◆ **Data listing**
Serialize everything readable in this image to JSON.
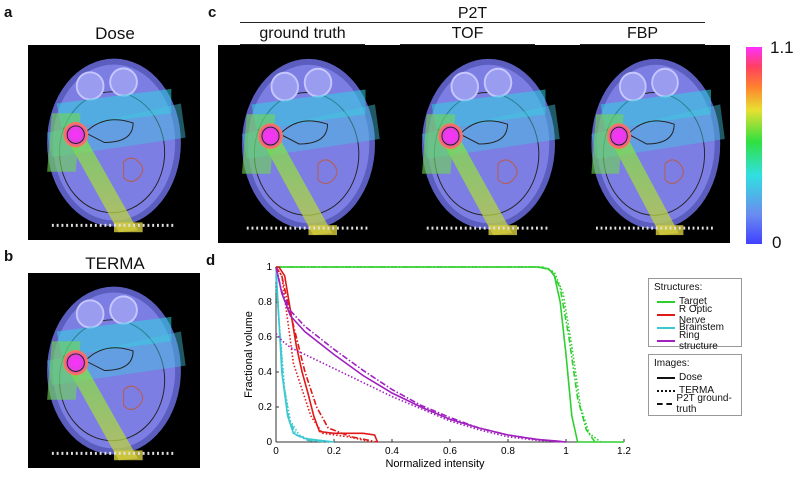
{
  "panels": {
    "a": {
      "letter": "a",
      "title": "Dose"
    },
    "b": {
      "letter": "b",
      "title": "TERMA"
    },
    "c": {
      "letter": "c",
      "group_title": "P2T",
      "columns": [
        "ground truth",
        "TOF",
        "FBP"
      ]
    },
    "d": {
      "letter": "d"
    }
  },
  "colorbar": {
    "max_label": "1.1",
    "min_label": "0"
  },
  "chart_data": {
    "type": "line",
    "xlabel": "Normalized intensity",
    "ylabel": "Fractional volume",
    "xlim": [
      0,
      1.2
    ],
    "ylim": [
      0,
      1
    ],
    "x_ticks": [
      "0",
      "0.2",
      "0.4",
      "0.6",
      "0.8",
      "1",
      "1.2"
    ],
    "y_ticks": [
      "0",
      "0.2",
      "0.4",
      "0.6",
      "0.8",
      "1"
    ],
    "structures_title": "Structures:",
    "images_title": "Images:",
    "structures": [
      {
        "name": "Target",
        "color": "#2fcf2f"
      },
      {
        "name": "R Optic Nerve",
        "color": "#e01919"
      },
      {
        "name": "Brainstem",
        "color": "#3cc8d0"
      },
      {
        "name": "Ring structure",
        "color": "#a020c0"
      }
    ],
    "images": [
      {
        "name": "Dose",
        "dash": "solid"
      },
      {
        "name": "TERMA",
        "dash": "dotted"
      },
      {
        "name": "P2T ground-truth",
        "dash": "dashdot"
      }
    ],
    "series": [
      {
        "structure": "Target",
        "image": "Dose",
        "x": [
          0,
          0.9,
          0.94,
          0.96,
          0.98,
          1.0,
          1.02,
          1.04,
          1.2
        ],
        "y": [
          1,
          1,
          0.99,
          0.95,
          0.8,
          0.5,
          0.15,
          0,
          0
        ]
      },
      {
        "structure": "Target",
        "image": "TERMA",
        "x": [
          0,
          0.92,
          0.96,
          0.99,
          1.02,
          1.05,
          1.08,
          1.12
        ],
        "y": [
          1,
          1,
          0.97,
          0.85,
          0.55,
          0.2,
          0.05,
          0
        ]
      },
      {
        "structure": "Target",
        "image": "P2T ground-truth",
        "x": [
          0,
          0.91,
          0.95,
          0.98,
          1.01,
          1.04,
          1.07,
          1.1
        ],
        "y": [
          1,
          1,
          0.98,
          0.88,
          0.6,
          0.25,
          0.07,
          0
        ]
      },
      {
        "structure": "R Optic Nerve",
        "image": "Dose",
        "x": [
          0,
          0.01,
          0.03,
          0.05,
          0.07,
          0.09,
          0.11,
          0.13,
          0.15,
          0.2,
          0.3,
          0.34,
          0.35
        ],
        "y": [
          1,
          1,
          0.95,
          0.75,
          0.55,
          0.4,
          0.28,
          0.15,
          0.06,
          0.05,
          0.05,
          0.04,
          0
        ]
      },
      {
        "structure": "R Optic Nerve",
        "image": "TERMA",
        "x": [
          0,
          0.02,
          0.04,
          0.06,
          0.09,
          0.12,
          0.16,
          0.25,
          0.33
        ],
        "y": [
          1,
          0.95,
          0.7,
          0.45,
          0.3,
          0.15,
          0.05,
          0.03,
          0
        ]
      },
      {
        "structure": "R Optic Nerve",
        "image": "P2T ground-truth",
        "x": [
          0,
          0.02,
          0.04,
          0.07,
          0.1,
          0.14,
          0.18,
          0.26,
          0.35
        ],
        "y": [
          1,
          0.95,
          0.8,
          0.6,
          0.4,
          0.2,
          0.08,
          0.03,
          0
        ]
      },
      {
        "structure": "Brainstem",
        "image": "Dose",
        "x": [
          0,
          0.01,
          0.02,
          0.04,
          0.06,
          0.1,
          0.15,
          0.2
        ],
        "y": [
          1,
          0.7,
          0.4,
          0.15,
          0.05,
          0.02,
          0.01,
          0
        ]
      },
      {
        "structure": "Brainstem",
        "image": "TERMA",
        "x": [
          0,
          0.015,
          0.03,
          0.05,
          0.08,
          0.12,
          0.2
        ],
        "y": [
          0.9,
          0.6,
          0.3,
          0.12,
          0.04,
          0.01,
          0
        ]
      },
      {
        "structure": "Brainstem",
        "image": "P2T ground-truth",
        "x": [
          0,
          0.012,
          0.025,
          0.045,
          0.07,
          0.11,
          0.18
        ],
        "y": [
          0.95,
          0.65,
          0.35,
          0.13,
          0.04,
          0.01,
          0
        ]
      },
      {
        "structure": "Ring structure",
        "image": "Dose",
        "x": [
          0,
          0.02,
          0.05,
          0.1,
          0.2,
          0.3,
          0.4,
          0.5,
          0.6,
          0.7,
          0.8,
          0.9,
          0.97,
          1.0
        ],
        "y": [
          1,
          0.85,
          0.72,
          0.63,
          0.5,
          0.38,
          0.28,
          0.2,
          0.13,
          0.08,
          0.04,
          0.015,
          0.005,
          0
        ]
      },
      {
        "structure": "Ring structure",
        "image": "TERMA",
        "x": [
          0,
          0.02,
          0.05,
          0.1,
          0.2,
          0.3,
          0.4,
          0.5,
          0.6,
          0.7,
          0.8,
          0.9,
          1.0
        ],
        "y": [
          0.62,
          0.58,
          0.54,
          0.5,
          0.42,
          0.34,
          0.26,
          0.19,
          0.12,
          0.07,
          0.03,
          0.01,
          0
        ]
      },
      {
        "structure": "Ring structure",
        "image": "P2T ground-truth",
        "x": [
          0,
          0.02,
          0.05,
          0.1,
          0.2,
          0.3,
          0.4,
          0.5,
          0.6,
          0.7,
          0.8,
          0.9,
          0.98
        ],
        "y": [
          1,
          0.86,
          0.75,
          0.66,
          0.53,
          0.41,
          0.3,
          0.21,
          0.14,
          0.08,
          0.04,
          0.015,
          0
        ]
      }
    ]
  }
}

◆ **TASK DIRECTIONS**
Skipping the pictures, transcribe each line above exactly as it appears.

◆ **THE RESULT**
Serialize everything readable in this image to JSON.
{
  "panels": {
    "a": {
      "letter": "a",
      "title": "Dose"
    },
    "b": {
      "letter": "b",
      "title": "TERMA"
    },
    "c": {
      "letter": "c",
      "group_title": "P2T",
      "columns": [
        "ground truth",
        "TOF",
        "FBP"
      ]
    },
    "d": {
      "letter": "d"
    }
  },
  "colorbar": {
    "max_label": "1.1",
    "min_label": "0"
  },
  "chart_data": {
    "type": "line",
    "xlabel": "Normalized intensity",
    "ylabel": "Fractional volume",
    "xlim": [
      0,
      1.2
    ],
    "ylim": [
      0,
      1
    ],
    "x_ticks": [
      "0",
      "0.2",
      "0.4",
      "0.6",
      "0.8",
      "1",
      "1.2"
    ],
    "y_ticks": [
      "0",
      "0.2",
      "0.4",
      "0.6",
      "0.8",
      "1"
    ],
    "structures_title": "Structures:",
    "images_title": "Images:",
    "structures": [
      {
        "name": "Target",
        "color": "#2fcf2f"
      },
      {
        "name": "R Optic Nerve",
        "color": "#e01919"
      },
      {
        "name": "Brainstem",
        "color": "#3cc8d0"
      },
      {
        "name": "Ring structure",
        "color": "#a020c0"
      }
    ],
    "images": [
      {
        "name": "Dose",
        "dash": "solid"
      },
      {
        "name": "TERMA",
        "dash": "dotted"
      },
      {
        "name": "P2T ground-truth",
        "dash": "dashdot"
      }
    ],
    "series": [
      {
        "structure": "Target",
        "image": "Dose",
        "x": [
          0,
          0.9,
          0.94,
          0.96,
          0.98,
          1.0,
          1.02,
          1.04,
          1.2
        ],
        "y": [
          1,
          1,
          0.99,
          0.95,
          0.8,
          0.5,
          0.15,
          0,
          0
        ]
      },
      {
        "structure": "Target",
        "image": "TERMA",
        "x": [
          0,
          0.92,
          0.96,
          0.99,
          1.02,
          1.05,
          1.08,
          1.12
        ],
        "y": [
          1,
          1,
          0.97,
          0.85,
          0.55,
          0.2,
          0.05,
          0
        ]
      },
      {
        "structure": "Target",
        "image": "P2T ground-truth",
        "x": [
          0,
          0.91,
          0.95,
          0.98,
          1.01,
          1.04,
          1.07,
          1.1
        ],
        "y": [
          1,
          1,
          0.98,
          0.88,
          0.6,
          0.25,
          0.07,
          0
        ]
      },
      {
        "structure": "R Optic Nerve",
        "image": "Dose",
        "x": [
          0,
          0.01,
          0.03,
          0.05,
          0.07,
          0.09,
          0.11,
          0.13,
          0.15,
          0.2,
          0.3,
          0.34,
          0.35
        ],
        "y": [
          1,
          1,
          0.95,
          0.75,
          0.55,
          0.4,
          0.28,
          0.15,
          0.06,
          0.05,
          0.05,
          0.04,
          0
        ]
      },
      {
        "structure": "R Optic Nerve",
        "image": "TERMA",
        "x": [
          0,
          0.02,
          0.04,
          0.06,
          0.09,
          0.12,
          0.16,
          0.25,
          0.33
        ],
        "y": [
          1,
          0.95,
          0.7,
          0.45,
          0.3,
          0.15,
          0.05,
          0.03,
          0
        ]
      },
      {
        "structure": "R Optic Nerve",
        "image": "P2T ground-truth",
        "x": [
          0,
          0.02,
          0.04,
          0.07,
          0.1,
          0.14,
          0.18,
          0.26,
          0.35
        ],
        "y": [
          1,
          0.95,
          0.8,
          0.6,
          0.4,
          0.2,
          0.08,
          0.03,
          0
        ]
      },
      {
        "structure": "Brainstem",
        "image": "Dose",
        "x": [
          0,
          0.01,
          0.02,
          0.04,
          0.06,
          0.1,
          0.15,
          0.2
        ],
        "y": [
          1,
          0.7,
          0.4,
          0.15,
          0.05,
          0.02,
          0.01,
          0
        ]
      },
      {
        "structure": "Brainstem",
        "image": "TERMA",
        "x": [
          0,
          0.015,
          0.03,
          0.05,
          0.08,
          0.12,
          0.2
        ],
        "y": [
          0.9,
          0.6,
          0.3,
          0.12,
          0.04,
          0.01,
          0
        ]
      },
      {
        "structure": "Brainstem",
        "image": "P2T ground-truth",
        "x": [
          0,
          0.012,
          0.025,
          0.045,
          0.07,
          0.11,
          0.18
        ],
        "y": [
          0.95,
          0.65,
          0.35,
          0.13,
          0.04,
          0.01,
          0
        ]
      },
      {
        "structure": "Ring structure",
        "image": "Dose",
        "x": [
          0,
          0.02,
          0.05,
          0.1,
          0.2,
          0.3,
          0.4,
          0.5,
          0.6,
          0.7,
          0.8,
          0.9,
          0.97,
          1.0
        ],
        "y": [
          1,
          0.85,
          0.72,
          0.63,
          0.5,
          0.38,
          0.28,
          0.2,
          0.13,
          0.08,
          0.04,
          0.015,
          0.005,
          0
        ]
      },
      {
        "structure": "Ring structure",
        "image": "TERMA",
        "x": [
          0,
          0.02,
          0.05,
          0.1,
          0.2,
          0.3,
          0.4,
          0.5,
          0.6,
          0.7,
          0.8,
          0.9,
          1.0
        ],
        "y": [
          0.62,
          0.58,
          0.54,
          0.5,
          0.42,
          0.34,
          0.26,
          0.19,
          0.12,
          0.07,
          0.03,
          0.01,
          0
        ]
      },
      {
        "structure": "Ring structure",
        "image": "P2T ground-truth",
        "x": [
          0,
          0.02,
          0.05,
          0.1,
          0.2,
          0.3,
          0.4,
          0.5,
          0.6,
          0.7,
          0.8,
          0.9,
          0.98
        ],
        "y": [
          1,
          0.86,
          0.75,
          0.66,
          0.53,
          0.41,
          0.3,
          0.21,
          0.14,
          0.08,
          0.04,
          0.015,
          0
        ]
      }
    ]
  }
}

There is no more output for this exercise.